/---
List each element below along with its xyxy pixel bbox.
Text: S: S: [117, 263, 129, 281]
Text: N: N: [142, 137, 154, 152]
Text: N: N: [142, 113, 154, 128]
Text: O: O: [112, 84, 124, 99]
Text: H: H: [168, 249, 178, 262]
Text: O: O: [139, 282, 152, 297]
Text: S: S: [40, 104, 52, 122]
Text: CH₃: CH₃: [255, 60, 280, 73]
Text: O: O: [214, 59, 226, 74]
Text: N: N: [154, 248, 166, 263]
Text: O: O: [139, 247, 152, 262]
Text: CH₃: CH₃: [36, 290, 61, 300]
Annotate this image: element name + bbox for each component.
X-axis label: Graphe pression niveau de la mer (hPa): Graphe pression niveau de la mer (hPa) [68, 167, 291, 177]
\---
* **What is asked**: Reproduce the data above, substituting "bounding box" for each occurrence of "bbox" and leaving every other character untouched.

* **Result for this exercise**:
List each element below along with its xyxy pixel bounding box.
Text: S: S: [117, 263, 129, 281]
Text: N: N: [142, 137, 154, 152]
Text: N: N: [142, 113, 154, 128]
Text: O: O: [112, 84, 124, 99]
Text: H: H: [168, 249, 178, 262]
Text: O: O: [139, 282, 152, 297]
Text: S: S: [40, 104, 52, 122]
Text: CH₃: CH₃: [255, 60, 280, 73]
Text: O: O: [214, 59, 226, 74]
Text: N: N: [154, 248, 166, 263]
Text: O: O: [139, 247, 152, 262]
Text: CH₃: CH₃: [36, 290, 61, 300]
Annotate this image: element name + bounding box for each component.
X-axis label: Graphe pression niveau de la mer (hPa): Graphe pression niveau de la mer (hPa) [68, 167, 291, 177]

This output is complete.